Among the entries below, find the lines with "θάνατον" and copy them.

__EXERCISE MATERIALS__.
⟨
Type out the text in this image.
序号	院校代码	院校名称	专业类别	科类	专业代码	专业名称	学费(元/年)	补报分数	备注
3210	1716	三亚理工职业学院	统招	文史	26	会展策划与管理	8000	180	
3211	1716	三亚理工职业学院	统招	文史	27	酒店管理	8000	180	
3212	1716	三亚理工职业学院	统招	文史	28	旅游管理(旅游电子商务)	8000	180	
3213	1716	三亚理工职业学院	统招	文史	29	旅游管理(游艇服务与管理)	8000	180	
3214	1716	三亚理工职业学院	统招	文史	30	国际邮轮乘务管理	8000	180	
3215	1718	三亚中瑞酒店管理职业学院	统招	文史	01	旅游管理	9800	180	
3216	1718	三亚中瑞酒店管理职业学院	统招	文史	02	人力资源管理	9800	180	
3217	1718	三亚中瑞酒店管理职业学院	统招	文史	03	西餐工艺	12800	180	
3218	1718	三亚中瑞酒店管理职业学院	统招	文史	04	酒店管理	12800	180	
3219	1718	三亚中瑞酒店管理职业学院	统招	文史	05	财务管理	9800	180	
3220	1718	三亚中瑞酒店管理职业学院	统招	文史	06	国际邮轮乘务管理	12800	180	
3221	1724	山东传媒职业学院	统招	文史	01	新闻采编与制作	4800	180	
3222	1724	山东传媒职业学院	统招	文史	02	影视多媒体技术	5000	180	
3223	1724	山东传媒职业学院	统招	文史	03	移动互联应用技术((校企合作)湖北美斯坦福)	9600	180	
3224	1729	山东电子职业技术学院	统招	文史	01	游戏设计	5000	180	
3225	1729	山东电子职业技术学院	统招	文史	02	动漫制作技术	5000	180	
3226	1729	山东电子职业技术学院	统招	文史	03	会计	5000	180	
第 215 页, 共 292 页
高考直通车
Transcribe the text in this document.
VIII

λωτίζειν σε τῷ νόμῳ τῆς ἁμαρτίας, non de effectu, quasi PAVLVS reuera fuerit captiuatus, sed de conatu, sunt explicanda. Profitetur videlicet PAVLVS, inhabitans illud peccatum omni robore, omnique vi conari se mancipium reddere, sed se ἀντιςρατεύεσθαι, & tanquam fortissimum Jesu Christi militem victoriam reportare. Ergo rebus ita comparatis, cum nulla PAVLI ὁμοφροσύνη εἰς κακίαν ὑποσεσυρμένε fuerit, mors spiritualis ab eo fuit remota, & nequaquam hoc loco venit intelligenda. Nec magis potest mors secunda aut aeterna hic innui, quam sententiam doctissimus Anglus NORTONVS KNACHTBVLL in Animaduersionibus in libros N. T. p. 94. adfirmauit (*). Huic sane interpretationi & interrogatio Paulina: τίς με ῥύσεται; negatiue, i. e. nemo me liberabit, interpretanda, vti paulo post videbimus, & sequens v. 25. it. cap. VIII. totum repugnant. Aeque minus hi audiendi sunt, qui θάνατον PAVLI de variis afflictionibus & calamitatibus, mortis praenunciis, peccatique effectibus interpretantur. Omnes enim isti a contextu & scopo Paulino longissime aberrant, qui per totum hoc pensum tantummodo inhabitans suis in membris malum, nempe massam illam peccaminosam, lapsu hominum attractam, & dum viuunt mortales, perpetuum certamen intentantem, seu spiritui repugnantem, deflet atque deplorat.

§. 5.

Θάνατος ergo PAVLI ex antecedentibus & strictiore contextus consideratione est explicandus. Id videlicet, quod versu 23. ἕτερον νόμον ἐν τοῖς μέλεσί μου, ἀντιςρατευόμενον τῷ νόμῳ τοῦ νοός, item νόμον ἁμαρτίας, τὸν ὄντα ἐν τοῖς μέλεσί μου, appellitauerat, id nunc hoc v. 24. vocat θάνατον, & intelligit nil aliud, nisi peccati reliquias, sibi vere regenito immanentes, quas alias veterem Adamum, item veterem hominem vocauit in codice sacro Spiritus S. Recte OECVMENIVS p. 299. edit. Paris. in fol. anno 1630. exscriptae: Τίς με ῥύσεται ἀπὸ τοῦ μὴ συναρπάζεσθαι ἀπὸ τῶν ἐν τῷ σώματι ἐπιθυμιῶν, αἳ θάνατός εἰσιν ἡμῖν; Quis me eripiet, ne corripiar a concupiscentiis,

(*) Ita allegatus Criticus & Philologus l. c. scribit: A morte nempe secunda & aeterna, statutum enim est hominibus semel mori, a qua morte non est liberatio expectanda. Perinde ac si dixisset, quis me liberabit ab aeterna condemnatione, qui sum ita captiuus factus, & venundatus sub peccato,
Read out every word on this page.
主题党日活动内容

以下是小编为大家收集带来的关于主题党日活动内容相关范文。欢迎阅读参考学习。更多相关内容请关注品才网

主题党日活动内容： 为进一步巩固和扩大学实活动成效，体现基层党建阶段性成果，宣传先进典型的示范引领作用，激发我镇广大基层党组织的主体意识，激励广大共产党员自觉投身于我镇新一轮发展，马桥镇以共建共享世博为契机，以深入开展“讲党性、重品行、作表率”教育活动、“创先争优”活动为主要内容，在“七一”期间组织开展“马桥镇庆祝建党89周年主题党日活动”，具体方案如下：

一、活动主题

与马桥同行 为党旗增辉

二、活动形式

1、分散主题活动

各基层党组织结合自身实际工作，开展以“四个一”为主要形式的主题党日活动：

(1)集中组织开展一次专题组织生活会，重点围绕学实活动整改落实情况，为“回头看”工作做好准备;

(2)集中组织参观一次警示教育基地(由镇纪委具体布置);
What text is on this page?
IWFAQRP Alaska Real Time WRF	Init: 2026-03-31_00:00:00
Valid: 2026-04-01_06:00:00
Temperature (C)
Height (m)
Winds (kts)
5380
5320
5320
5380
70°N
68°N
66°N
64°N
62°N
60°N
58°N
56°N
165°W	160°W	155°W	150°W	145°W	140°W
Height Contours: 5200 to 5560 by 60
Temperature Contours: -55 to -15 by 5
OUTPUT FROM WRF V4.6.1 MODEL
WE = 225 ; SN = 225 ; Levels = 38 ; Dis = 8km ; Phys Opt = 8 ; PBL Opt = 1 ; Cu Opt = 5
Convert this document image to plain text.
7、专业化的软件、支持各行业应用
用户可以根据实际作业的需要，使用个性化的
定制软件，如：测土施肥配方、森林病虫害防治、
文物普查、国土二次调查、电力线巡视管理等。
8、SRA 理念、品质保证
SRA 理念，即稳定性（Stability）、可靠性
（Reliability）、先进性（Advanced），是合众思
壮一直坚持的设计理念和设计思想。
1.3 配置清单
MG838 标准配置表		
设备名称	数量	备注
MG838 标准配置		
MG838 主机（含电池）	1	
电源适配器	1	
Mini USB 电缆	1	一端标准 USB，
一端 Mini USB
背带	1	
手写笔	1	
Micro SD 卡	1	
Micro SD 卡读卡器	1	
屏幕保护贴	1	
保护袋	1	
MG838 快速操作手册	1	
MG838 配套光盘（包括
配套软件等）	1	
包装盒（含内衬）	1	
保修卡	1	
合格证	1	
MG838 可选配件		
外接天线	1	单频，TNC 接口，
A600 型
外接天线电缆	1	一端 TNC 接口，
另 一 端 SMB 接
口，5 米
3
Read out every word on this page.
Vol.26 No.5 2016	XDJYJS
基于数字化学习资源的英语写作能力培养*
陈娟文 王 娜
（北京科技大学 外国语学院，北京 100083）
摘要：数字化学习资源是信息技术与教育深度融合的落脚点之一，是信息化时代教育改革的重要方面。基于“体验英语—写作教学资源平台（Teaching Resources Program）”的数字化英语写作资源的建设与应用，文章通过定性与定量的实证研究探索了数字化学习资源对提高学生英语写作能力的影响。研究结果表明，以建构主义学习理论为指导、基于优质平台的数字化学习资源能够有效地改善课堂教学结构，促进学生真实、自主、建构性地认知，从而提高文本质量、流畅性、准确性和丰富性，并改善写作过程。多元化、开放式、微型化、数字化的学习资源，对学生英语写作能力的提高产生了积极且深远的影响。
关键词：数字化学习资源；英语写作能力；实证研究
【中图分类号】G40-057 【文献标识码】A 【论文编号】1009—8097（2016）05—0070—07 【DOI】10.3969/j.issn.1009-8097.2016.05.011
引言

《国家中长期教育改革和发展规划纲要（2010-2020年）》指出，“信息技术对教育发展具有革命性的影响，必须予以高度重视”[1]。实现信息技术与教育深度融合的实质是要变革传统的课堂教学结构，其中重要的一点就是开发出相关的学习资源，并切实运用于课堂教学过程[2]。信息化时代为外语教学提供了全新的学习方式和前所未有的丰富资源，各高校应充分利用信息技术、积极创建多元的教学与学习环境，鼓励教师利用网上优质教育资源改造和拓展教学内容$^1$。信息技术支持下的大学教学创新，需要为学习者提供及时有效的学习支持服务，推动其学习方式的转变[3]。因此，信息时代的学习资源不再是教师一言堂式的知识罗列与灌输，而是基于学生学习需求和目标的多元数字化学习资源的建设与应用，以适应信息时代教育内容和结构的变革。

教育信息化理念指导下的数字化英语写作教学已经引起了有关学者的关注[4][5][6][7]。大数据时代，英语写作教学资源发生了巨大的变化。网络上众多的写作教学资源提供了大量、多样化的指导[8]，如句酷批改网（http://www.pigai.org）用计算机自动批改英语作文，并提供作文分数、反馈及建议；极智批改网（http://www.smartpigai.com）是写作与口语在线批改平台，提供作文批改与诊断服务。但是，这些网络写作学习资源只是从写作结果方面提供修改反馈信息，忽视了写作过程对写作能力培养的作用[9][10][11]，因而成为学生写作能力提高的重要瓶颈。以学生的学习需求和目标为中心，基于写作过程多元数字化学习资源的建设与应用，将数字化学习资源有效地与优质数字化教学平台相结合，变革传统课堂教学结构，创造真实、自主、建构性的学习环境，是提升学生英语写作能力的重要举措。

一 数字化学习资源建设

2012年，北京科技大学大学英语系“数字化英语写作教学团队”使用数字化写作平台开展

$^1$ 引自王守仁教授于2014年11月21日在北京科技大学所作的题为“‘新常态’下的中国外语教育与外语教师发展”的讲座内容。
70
⟩
__RESPONSE TO THIS EXERCISE__.
λωτίζειν σε τῷ νόμῳ τῆς ἁμαρτίας, non de effectu, quasi PAVLVS reuera fuerit captiuatus, sed de conatu, sunt explicanda. Profitetur videlicet PAVLVS, inhabitans illud peccatum omni robore, omnique vi conari se mancipium reddere, sed se ἀντιςρατεύεσθαι, & tanquam fortissimum Jesu Christi militem victoriam reportare. Ergo rebus ita comparatis, cum nulla PAVLI ὁμοφροσύνη εἰς κακίαν ὑποσεσυρμένε fuerit, mors spiritualis ab eo fuit remota, & nequaquam hoc loco venit intelligenda. Nec magis potest mors secunda aut aeterna hic innui, quam sententiam doctissimus Anglus NORTONVS KNACHTBVLL in Animaduersionibus in libros N. T. p. 94. adfirmauit (*). Huic sane interpretationi & interrogatio Paulina: τίς με ῥύσεται; negatiue, i. e. nemo me liberabit, interpretanda, vti paulo post videbimus, & sequens v. 25. it. cap. VIII. totum repugnant. Aeque minus hi audiendi sunt, qui θάνατον PAVLI de variis afflictionibus & calamitatibus, mortis praenunciis, peccatique effectibus interpretantur. Omnes enim isti a contextu & scopo Paulino longissime aberrant, qui per totum hoc pensum tantummodo inhabitans suis in membris malum, nempe massam illam peccaminosam, lapsu hominum attractam, & dum viuunt mortales, perpetuum certamen intentantem, seu spiritui repugnantem, deflet atque deplorat.
Θάνατος ergo PAVLI ex antecedentibus & strictiore contextus consideratione est explicandus. Id videlicet, quod versu 23. ἕτερον νόμον ἐν τοῖς μέλεσί μου, ἀντιςρατευόμενον τῷ νόμῳ τοῦ νοός, item νόμον ἁμαρτίας, τὸν ὄντα ἐν τοῖς μέλεσί μου, appellitauerat, id nunc hoc v. 24. vocat θάνατον, & intelligit nil aliud, nisi peccati reliquias, sibi vere regenito immanentes, quas alias veterem Adamum, item veterem hominem vocauit in codice sacro Spiritus S. Recte OECVMENIVS p. 299. edit. Paris. in fol. anno 1630. exscriptae: Τίς με ῥύσεται ἀπὸ τοῦ μὴ συναρπάζεσθαι ἀπὸ τῶν ἐν τῷ σώματι ἐπιθυμιῶν, αἳ θάνατός εἰσιν ἡμῖν; Quis me eripiet, ne corripiar a concupiscentiis,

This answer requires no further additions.